Recorded data:

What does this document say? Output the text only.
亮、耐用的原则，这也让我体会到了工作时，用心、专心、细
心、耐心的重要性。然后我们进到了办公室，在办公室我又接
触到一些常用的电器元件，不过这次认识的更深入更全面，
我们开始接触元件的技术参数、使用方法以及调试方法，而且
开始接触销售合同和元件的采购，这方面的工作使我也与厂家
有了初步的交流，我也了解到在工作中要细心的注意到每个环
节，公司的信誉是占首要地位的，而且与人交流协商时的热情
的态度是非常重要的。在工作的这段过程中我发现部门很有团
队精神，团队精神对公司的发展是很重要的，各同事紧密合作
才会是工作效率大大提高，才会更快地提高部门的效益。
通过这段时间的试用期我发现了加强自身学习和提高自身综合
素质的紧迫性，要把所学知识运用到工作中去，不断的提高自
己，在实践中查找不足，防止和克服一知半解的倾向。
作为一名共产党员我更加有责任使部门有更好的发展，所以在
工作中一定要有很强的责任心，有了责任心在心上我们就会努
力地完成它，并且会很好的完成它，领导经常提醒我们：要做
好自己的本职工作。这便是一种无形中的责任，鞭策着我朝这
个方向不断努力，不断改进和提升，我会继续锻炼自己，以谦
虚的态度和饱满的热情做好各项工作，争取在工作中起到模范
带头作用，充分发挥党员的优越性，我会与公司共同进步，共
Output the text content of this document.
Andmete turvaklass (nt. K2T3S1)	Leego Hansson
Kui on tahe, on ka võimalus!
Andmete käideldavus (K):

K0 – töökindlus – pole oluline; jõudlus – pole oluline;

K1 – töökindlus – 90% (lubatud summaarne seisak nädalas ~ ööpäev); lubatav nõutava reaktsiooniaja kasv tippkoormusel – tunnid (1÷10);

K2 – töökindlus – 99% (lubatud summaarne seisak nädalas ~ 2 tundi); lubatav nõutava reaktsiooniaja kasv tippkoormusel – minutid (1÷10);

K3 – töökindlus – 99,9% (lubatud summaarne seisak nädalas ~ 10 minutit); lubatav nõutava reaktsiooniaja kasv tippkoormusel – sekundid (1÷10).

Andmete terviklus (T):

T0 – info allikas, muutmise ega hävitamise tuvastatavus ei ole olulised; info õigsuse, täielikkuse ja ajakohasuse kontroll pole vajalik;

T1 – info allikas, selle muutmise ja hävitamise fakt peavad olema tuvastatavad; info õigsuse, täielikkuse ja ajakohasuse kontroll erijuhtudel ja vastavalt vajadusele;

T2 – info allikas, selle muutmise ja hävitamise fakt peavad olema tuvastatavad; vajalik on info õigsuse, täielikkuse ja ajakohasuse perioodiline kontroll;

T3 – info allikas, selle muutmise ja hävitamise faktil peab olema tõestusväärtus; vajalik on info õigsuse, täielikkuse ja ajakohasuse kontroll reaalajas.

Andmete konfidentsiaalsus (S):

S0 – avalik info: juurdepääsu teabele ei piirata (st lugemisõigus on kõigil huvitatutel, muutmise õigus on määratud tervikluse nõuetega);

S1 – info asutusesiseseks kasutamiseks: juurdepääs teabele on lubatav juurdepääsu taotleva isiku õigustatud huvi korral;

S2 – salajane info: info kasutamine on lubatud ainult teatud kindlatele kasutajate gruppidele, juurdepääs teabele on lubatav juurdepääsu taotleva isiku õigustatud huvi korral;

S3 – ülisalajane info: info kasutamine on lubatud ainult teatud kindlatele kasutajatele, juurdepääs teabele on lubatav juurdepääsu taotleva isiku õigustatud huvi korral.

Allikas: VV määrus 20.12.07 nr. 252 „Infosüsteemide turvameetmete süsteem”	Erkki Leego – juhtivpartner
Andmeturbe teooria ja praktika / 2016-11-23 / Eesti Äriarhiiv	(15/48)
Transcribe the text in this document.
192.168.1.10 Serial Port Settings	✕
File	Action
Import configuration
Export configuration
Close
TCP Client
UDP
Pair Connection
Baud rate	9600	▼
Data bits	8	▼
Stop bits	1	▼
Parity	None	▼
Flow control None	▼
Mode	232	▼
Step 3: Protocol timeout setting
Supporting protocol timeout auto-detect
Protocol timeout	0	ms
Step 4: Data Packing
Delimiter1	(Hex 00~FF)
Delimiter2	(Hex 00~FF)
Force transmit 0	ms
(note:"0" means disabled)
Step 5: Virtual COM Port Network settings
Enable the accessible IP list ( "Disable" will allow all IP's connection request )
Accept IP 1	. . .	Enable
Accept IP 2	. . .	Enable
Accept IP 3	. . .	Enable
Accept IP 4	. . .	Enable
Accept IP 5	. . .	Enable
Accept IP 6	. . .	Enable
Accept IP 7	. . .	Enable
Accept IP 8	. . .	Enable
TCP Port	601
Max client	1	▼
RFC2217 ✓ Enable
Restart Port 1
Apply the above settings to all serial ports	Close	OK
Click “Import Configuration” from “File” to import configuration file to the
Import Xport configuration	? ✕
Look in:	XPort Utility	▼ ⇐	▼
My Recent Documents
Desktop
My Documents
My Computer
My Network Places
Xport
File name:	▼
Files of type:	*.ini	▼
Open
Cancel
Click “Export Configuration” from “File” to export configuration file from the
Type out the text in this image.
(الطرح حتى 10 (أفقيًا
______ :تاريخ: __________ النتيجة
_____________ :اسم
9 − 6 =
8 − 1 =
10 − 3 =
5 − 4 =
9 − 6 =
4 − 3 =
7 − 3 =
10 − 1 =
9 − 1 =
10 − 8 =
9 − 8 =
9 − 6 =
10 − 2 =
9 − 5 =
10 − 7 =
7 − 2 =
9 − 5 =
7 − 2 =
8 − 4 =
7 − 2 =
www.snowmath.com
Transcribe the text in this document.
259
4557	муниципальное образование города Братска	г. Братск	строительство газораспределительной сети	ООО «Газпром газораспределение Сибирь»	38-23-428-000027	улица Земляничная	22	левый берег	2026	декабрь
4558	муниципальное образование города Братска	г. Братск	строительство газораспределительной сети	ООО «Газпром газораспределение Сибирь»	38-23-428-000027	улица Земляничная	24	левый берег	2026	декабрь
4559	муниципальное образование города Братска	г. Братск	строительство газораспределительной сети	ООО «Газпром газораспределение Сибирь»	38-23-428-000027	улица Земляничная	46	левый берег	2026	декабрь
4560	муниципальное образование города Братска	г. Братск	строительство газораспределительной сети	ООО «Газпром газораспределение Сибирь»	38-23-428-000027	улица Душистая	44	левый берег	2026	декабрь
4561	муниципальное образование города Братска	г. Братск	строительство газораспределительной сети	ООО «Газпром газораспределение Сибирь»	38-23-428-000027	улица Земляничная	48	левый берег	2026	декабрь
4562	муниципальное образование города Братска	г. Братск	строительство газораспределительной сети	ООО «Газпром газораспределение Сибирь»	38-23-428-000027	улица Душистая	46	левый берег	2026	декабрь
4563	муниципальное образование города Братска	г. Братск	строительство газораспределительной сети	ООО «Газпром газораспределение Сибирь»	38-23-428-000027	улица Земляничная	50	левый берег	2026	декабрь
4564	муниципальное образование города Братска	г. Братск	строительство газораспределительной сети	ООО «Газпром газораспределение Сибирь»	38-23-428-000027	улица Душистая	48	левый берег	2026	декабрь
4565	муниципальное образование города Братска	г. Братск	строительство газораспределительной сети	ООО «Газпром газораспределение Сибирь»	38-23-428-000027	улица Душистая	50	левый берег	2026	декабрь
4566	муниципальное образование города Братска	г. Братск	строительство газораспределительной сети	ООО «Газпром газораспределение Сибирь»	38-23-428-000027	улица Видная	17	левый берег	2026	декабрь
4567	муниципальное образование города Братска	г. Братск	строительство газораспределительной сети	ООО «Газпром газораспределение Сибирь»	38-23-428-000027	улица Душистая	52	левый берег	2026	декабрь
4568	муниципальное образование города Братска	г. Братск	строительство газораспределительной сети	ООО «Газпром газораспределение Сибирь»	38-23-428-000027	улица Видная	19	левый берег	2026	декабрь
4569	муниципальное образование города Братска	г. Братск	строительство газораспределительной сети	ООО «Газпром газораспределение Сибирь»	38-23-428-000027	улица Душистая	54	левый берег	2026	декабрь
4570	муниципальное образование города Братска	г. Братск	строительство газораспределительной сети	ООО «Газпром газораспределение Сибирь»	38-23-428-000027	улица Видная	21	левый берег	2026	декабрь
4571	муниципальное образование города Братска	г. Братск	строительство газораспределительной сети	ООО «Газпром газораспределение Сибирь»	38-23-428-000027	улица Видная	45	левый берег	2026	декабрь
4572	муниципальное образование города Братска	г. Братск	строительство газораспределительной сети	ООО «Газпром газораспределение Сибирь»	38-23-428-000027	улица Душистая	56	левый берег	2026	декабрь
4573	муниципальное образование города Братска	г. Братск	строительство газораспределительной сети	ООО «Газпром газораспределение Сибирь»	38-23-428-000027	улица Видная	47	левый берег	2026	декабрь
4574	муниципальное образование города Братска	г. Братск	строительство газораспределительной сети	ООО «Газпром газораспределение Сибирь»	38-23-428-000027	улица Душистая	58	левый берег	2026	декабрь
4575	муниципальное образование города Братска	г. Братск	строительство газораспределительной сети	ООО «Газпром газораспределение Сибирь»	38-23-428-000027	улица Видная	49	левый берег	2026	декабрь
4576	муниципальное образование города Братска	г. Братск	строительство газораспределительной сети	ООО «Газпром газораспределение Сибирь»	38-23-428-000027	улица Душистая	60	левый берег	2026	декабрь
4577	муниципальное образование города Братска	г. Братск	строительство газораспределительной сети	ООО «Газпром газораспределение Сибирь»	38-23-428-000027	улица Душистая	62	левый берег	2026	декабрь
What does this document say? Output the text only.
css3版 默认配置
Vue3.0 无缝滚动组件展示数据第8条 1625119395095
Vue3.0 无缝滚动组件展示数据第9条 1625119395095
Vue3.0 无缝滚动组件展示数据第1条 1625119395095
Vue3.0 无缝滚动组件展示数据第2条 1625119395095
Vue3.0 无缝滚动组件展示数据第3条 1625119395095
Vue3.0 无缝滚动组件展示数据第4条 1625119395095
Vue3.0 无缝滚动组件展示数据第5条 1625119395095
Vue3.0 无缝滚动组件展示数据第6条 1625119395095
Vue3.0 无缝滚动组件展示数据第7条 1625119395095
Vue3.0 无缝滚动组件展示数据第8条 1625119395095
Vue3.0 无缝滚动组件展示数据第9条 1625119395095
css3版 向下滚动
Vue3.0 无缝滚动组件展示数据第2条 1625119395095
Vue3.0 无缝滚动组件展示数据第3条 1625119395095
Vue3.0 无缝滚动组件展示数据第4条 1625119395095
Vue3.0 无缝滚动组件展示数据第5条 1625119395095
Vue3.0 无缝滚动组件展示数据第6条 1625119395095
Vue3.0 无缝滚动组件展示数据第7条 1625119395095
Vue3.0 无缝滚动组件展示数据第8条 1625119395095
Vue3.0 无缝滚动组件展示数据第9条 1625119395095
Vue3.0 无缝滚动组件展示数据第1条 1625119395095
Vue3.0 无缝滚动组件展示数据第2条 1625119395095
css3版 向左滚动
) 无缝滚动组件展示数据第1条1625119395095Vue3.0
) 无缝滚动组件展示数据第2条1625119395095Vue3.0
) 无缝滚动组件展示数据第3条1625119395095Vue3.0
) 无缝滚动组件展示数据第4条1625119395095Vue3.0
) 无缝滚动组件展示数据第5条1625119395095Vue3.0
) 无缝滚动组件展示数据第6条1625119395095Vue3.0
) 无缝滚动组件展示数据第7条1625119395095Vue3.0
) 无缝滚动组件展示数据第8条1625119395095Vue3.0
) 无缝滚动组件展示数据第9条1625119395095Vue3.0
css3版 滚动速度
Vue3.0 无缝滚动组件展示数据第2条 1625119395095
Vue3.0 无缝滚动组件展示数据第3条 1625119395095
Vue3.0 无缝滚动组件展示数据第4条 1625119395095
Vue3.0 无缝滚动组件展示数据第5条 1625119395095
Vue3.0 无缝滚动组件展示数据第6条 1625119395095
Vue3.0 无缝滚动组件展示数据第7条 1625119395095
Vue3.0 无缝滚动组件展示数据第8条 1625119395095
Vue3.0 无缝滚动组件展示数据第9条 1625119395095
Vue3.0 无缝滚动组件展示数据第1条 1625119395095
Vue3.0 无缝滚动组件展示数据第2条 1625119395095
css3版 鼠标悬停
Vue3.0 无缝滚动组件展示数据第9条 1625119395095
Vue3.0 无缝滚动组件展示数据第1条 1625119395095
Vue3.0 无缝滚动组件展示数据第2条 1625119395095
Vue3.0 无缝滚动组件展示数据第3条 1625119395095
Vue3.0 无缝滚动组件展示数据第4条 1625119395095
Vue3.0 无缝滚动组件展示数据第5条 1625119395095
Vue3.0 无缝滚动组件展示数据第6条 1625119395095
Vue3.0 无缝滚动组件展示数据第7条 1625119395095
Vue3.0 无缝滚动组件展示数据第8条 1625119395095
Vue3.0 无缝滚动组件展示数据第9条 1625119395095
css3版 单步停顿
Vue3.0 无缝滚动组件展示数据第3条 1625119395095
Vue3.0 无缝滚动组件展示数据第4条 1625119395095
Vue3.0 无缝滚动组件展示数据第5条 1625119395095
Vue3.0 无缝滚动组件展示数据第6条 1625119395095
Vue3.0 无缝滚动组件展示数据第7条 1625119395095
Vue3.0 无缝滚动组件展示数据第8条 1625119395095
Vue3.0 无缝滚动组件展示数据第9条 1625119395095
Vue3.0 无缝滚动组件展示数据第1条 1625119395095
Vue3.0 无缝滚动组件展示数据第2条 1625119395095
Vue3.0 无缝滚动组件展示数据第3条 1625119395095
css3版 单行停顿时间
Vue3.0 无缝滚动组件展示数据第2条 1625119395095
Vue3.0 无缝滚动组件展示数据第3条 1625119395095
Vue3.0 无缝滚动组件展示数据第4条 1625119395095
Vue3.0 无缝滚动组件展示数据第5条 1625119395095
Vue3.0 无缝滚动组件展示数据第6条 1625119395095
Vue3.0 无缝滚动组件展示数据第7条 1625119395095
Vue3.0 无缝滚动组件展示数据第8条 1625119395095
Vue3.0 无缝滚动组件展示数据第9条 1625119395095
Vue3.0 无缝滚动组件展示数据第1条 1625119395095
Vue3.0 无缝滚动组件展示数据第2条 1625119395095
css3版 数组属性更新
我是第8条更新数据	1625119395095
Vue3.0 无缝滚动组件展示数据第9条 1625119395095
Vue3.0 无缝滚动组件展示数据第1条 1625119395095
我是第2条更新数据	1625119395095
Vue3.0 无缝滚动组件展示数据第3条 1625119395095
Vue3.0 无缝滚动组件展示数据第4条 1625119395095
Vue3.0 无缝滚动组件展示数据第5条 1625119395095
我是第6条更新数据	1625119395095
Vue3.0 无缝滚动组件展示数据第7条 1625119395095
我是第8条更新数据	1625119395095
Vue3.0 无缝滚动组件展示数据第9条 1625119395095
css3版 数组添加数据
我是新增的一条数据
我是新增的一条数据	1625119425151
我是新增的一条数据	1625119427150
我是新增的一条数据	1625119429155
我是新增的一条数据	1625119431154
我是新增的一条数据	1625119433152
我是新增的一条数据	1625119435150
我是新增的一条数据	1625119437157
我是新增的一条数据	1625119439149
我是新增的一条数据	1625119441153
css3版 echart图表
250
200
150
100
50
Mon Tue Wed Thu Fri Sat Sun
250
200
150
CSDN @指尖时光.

§ **Task prompt**:
Collect from the data above every line that includes "Close".

§ **Task output**:
Close
Apply the above settings to all serial ports	Close	OK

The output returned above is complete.